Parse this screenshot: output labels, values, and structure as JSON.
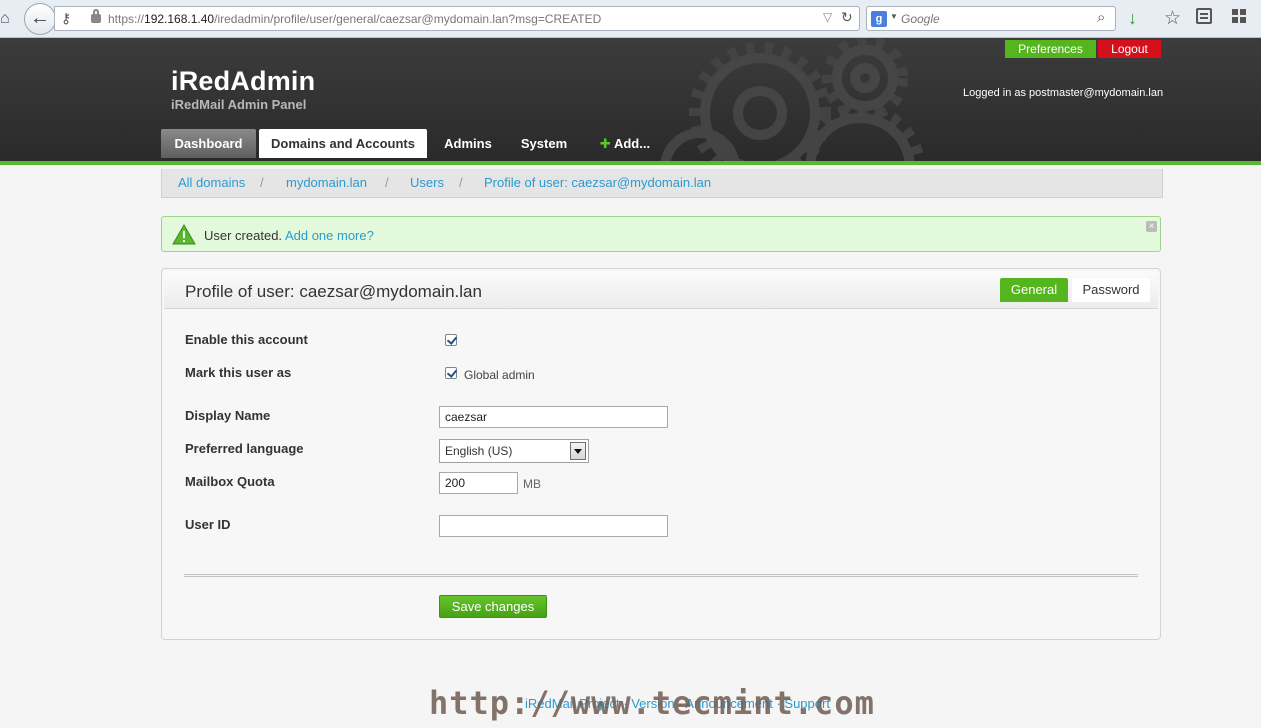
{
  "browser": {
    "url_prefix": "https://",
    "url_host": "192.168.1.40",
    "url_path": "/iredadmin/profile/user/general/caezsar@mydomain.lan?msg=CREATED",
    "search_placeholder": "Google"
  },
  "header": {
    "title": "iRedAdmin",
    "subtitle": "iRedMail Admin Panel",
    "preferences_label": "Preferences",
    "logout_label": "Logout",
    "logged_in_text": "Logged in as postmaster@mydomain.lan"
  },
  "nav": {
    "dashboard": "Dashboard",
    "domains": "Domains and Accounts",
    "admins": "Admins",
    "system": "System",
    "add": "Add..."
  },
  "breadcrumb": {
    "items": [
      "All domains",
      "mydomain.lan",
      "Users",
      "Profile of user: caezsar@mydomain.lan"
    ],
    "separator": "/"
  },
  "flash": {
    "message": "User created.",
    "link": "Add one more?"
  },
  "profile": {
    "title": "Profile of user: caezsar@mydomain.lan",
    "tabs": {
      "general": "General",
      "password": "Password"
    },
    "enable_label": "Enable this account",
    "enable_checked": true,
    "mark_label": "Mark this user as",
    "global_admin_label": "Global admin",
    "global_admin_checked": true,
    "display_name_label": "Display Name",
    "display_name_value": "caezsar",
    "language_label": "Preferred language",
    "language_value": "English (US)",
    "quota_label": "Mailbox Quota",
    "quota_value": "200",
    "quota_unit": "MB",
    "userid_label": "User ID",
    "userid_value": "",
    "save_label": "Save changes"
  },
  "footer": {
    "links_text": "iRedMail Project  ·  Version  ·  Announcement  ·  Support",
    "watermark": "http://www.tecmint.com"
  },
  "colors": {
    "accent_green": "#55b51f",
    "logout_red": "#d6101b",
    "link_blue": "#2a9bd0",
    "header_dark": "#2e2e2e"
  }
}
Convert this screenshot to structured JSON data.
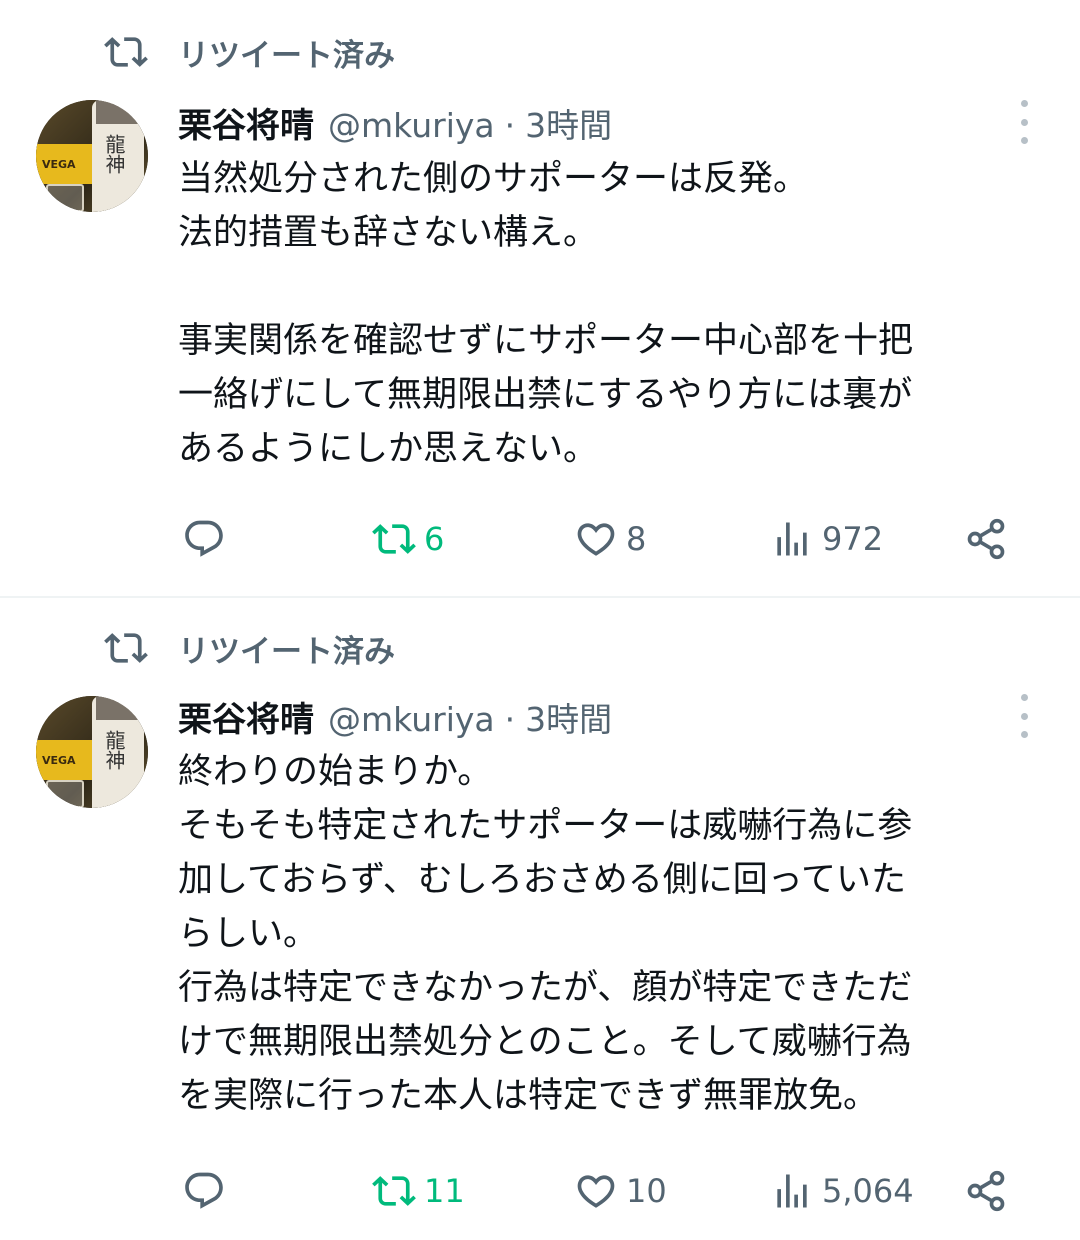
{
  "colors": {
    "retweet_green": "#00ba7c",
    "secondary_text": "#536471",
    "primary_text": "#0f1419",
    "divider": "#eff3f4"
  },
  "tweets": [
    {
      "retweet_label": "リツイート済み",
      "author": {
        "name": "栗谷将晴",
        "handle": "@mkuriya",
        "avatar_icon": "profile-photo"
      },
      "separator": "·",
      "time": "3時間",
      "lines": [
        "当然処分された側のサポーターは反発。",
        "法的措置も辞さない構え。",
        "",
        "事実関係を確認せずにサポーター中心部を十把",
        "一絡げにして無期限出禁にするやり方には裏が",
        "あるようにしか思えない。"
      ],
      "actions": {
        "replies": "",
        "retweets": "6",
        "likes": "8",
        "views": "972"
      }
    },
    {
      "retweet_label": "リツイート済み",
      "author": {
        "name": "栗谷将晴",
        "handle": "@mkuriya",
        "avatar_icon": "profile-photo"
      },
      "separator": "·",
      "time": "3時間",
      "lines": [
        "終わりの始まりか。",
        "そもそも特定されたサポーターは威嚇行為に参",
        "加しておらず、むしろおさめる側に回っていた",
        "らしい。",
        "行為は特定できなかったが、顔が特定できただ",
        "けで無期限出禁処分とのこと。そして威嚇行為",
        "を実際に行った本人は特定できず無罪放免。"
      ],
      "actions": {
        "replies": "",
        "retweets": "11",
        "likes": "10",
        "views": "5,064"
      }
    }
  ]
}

• Task statement
Are you able to set down all the lines above exactly, without any pictures?

• Exercise result
Parse this screenshot: output labels, values, and structure as JSON.
{
  "browser": {
    "url_prefix": "https://",
    "url_host": "192.168.1.40",
    "url_path": "/iredadmin/profile/user/general/caezsar@mydomain.lan?msg=CREATED",
    "search_placeholder": "Google"
  },
  "header": {
    "title": "iRedAdmin",
    "subtitle": "iRedMail Admin Panel",
    "preferences_label": "Preferences",
    "logout_label": "Logout",
    "logged_in_text": "Logged in as postmaster@mydomain.lan"
  },
  "nav": {
    "dashboard": "Dashboard",
    "domains": "Domains and Accounts",
    "admins": "Admins",
    "system": "System",
    "add": "Add..."
  },
  "breadcrumb": {
    "items": [
      "All domains",
      "mydomain.lan",
      "Users",
      "Profile of user: caezsar@mydomain.lan"
    ],
    "separator": "/"
  },
  "flash": {
    "message": "User created.",
    "link": "Add one more?"
  },
  "profile": {
    "title": "Profile of user: caezsar@mydomain.lan",
    "tabs": {
      "general": "General",
      "password": "Password"
    },
    "enable_label": "Enable this account",
    "enable_checked": true,
    "mark_label": "Mark this user as",
    "global_admin_label": "Global admin",
    "global_admin_checked": true,
    "display_name_label": "Display Name",
    "display_name_value": "caezsar",
    "language_label": "Preferred language",
    "language_value": "English (US)",
    "quota_label": "Mailbox Quota",
    "quota_value": "200",
    "quota_unit": "MB",
    "userid_label": "User ID",
    "userid_value": "",
    "save_label": "Save changes"
  },
  "footer": {
    "links_text": "iRedMail Project  ·  Version  ·  Announcement  ·  Support",
    "watermark": "http://www.tecmint.com"
  },
  "colors": {
    "accent_green": "#55b51f",
    "logout_red": "#d6101b",
    "link_blue": "#2a9bd0",
    "header_dark": "#2e2e2e"
  }
}
Convert this screenshot to structured JSON data.
{
  "colors": {
    "retweet_green": "#00ba7c",
    "secondary_text": "#536471",
    "primary_text": "#0f1419",
    "divider": "#eff3f4"
  },
  "tweets": [
    {
      "retweet_label": "リツイート済み",
      "author": {
        "name": "栗谷将晴",
        "handle": "@mkuriya",
        "avatar_icon": "profile-photo"
      },
      "separator": "·",
      "time": "3時間",
      "lines": [
        "当然処分された側のサポーターは反発。",
        "法的措置も辞さない構え。",
        "",
        "事実関係を確認せずにサポーター中心部を十把",
        "一絡げにして無期限出禁にするやり方には裏が",
        "あるようにしか思えない。"
      ],
      "actions": {
        "replies": "",
        "retweets": "6",
        "likes": "8",
        "views": "972"
      }
    },
    {
      "retweet_label": "リツイート済み",
      "author": {
        "name": "栗谷将晴",
        "handle": "@mkuriya",
        "avatar_icon": "profile-photo"
      },
      "separator": "·",
      "time": "3時間",
      "lines": [
        "終わりの始まりか。",
        "そもそも特定されたサポーターは威嚇行為に参",
        "加しておらず、むしろおさめる側に回っていた",
        "らしい。",
        "行為は特定できなかったが、顔が特定できただ",
        "けで無期限出禁処分とのこと。そして威嚇行為",
        "を実際に行った本人は特定できず無罪放免。"
      ],
      "actions": {
        "replies": "",
        "retweets": "11",
        "likes": "10",
        "views": "5,064"
      }
    }
  ]
}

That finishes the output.